Find how many lines of the listing below include the word "content", then report the number by itself.
##### Data in this exercise #####
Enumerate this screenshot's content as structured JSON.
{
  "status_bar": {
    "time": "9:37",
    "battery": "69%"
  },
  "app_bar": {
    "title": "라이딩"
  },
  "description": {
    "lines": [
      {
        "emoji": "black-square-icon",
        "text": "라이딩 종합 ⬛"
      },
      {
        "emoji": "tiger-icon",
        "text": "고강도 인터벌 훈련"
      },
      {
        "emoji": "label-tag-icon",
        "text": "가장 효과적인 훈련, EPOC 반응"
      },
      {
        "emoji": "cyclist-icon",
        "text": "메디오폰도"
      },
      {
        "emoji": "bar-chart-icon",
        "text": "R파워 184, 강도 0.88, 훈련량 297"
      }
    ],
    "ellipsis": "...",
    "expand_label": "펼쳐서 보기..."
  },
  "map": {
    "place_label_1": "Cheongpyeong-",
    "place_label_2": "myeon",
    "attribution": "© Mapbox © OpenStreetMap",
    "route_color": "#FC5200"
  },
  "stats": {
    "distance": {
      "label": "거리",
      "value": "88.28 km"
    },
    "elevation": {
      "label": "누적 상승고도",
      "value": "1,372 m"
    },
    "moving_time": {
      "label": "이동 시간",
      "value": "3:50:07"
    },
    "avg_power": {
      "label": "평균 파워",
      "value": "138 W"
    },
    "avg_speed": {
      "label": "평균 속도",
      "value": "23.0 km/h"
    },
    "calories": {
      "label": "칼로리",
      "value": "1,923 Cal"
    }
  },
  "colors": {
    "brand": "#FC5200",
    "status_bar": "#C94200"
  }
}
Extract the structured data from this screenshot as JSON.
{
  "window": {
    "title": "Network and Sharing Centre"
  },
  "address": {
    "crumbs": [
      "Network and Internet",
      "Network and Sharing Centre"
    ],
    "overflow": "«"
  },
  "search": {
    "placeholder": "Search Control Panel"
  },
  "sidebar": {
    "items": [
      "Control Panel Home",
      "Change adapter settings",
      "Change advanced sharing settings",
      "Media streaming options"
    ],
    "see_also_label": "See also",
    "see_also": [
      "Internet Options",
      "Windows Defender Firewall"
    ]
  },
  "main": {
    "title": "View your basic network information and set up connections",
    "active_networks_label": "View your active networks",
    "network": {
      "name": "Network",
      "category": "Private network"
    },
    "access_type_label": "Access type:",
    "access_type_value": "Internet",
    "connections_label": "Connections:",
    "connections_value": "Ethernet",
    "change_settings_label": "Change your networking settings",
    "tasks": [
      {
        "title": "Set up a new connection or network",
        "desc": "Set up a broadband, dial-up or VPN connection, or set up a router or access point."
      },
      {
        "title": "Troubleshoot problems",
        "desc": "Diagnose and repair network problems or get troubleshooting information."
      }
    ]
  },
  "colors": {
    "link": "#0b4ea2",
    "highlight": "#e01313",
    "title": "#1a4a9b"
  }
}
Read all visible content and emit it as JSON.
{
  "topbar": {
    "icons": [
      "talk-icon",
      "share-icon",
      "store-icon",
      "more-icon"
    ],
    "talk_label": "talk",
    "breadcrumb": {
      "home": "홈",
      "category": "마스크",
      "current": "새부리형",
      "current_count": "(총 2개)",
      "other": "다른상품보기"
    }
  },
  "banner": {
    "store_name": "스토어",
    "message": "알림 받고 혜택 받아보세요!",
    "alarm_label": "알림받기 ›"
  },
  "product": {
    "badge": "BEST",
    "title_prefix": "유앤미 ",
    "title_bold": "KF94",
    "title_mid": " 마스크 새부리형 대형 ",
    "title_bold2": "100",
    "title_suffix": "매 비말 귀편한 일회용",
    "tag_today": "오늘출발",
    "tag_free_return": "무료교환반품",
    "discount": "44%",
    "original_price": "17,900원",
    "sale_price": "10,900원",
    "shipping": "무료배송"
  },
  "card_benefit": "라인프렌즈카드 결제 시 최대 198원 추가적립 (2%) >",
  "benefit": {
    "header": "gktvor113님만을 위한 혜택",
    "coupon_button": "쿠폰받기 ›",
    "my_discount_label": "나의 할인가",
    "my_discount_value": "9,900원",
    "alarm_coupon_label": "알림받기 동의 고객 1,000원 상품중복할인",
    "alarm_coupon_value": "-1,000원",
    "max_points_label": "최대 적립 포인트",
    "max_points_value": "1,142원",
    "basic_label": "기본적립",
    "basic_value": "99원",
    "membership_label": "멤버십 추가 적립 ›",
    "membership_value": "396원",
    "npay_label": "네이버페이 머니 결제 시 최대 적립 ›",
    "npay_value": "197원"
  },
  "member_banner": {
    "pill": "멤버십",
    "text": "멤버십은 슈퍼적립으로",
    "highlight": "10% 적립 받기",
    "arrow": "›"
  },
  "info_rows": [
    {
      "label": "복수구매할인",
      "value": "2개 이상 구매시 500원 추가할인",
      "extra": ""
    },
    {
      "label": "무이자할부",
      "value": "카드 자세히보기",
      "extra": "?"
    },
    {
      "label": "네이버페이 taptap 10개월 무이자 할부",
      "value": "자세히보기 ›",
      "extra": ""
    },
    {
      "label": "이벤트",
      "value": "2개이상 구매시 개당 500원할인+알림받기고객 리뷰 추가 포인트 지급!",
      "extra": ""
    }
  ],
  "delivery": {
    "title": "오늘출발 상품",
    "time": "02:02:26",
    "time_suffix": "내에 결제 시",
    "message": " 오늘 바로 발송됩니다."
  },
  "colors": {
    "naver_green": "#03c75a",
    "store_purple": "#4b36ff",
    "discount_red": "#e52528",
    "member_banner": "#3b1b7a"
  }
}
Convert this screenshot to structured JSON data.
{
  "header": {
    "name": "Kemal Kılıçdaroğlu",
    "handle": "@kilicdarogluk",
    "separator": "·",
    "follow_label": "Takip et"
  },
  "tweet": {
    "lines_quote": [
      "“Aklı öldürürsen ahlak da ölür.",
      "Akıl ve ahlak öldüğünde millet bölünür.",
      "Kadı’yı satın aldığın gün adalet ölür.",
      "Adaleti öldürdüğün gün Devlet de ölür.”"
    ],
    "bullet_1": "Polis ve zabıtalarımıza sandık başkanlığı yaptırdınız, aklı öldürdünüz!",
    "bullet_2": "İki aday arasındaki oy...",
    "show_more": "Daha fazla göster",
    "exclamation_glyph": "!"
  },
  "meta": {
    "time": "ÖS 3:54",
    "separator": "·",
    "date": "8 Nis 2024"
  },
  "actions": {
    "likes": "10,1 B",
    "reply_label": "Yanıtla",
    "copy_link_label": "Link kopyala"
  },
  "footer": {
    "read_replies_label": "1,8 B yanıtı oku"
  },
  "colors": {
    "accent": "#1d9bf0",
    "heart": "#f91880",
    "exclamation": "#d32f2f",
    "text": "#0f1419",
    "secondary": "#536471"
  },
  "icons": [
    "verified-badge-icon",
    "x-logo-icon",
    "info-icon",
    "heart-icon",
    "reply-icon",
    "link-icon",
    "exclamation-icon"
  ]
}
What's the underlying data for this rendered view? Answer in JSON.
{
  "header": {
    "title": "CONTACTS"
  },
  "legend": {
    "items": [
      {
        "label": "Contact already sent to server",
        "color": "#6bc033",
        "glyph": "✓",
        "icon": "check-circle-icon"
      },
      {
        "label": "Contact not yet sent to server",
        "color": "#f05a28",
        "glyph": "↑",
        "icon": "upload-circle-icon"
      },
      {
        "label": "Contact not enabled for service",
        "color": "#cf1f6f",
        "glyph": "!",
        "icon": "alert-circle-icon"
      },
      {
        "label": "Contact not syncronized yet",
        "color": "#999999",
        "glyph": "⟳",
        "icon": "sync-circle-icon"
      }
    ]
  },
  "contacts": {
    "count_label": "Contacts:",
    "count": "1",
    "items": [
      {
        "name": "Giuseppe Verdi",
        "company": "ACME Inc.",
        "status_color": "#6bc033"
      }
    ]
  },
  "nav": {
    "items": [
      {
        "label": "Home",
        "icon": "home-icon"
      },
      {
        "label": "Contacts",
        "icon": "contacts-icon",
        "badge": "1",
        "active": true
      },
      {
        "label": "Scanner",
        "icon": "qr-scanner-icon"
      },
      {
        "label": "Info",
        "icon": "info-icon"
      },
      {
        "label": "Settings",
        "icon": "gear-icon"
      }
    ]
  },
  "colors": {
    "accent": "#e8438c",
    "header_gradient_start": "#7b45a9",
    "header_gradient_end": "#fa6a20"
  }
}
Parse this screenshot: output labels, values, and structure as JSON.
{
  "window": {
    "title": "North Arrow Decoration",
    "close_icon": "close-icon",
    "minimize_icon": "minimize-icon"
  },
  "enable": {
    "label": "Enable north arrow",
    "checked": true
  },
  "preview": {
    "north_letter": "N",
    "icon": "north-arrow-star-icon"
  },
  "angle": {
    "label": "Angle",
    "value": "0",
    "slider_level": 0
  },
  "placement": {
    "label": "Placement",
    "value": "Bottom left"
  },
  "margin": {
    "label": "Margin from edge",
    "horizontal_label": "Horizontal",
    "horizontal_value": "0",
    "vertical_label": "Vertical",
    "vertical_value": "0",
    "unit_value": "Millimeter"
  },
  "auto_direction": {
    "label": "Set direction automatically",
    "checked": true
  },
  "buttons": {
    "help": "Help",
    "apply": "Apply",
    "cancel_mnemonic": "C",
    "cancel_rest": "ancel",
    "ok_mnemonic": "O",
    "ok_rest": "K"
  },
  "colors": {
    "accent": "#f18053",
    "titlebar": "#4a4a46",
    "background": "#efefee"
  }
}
#####
## [Output for this exercise]
2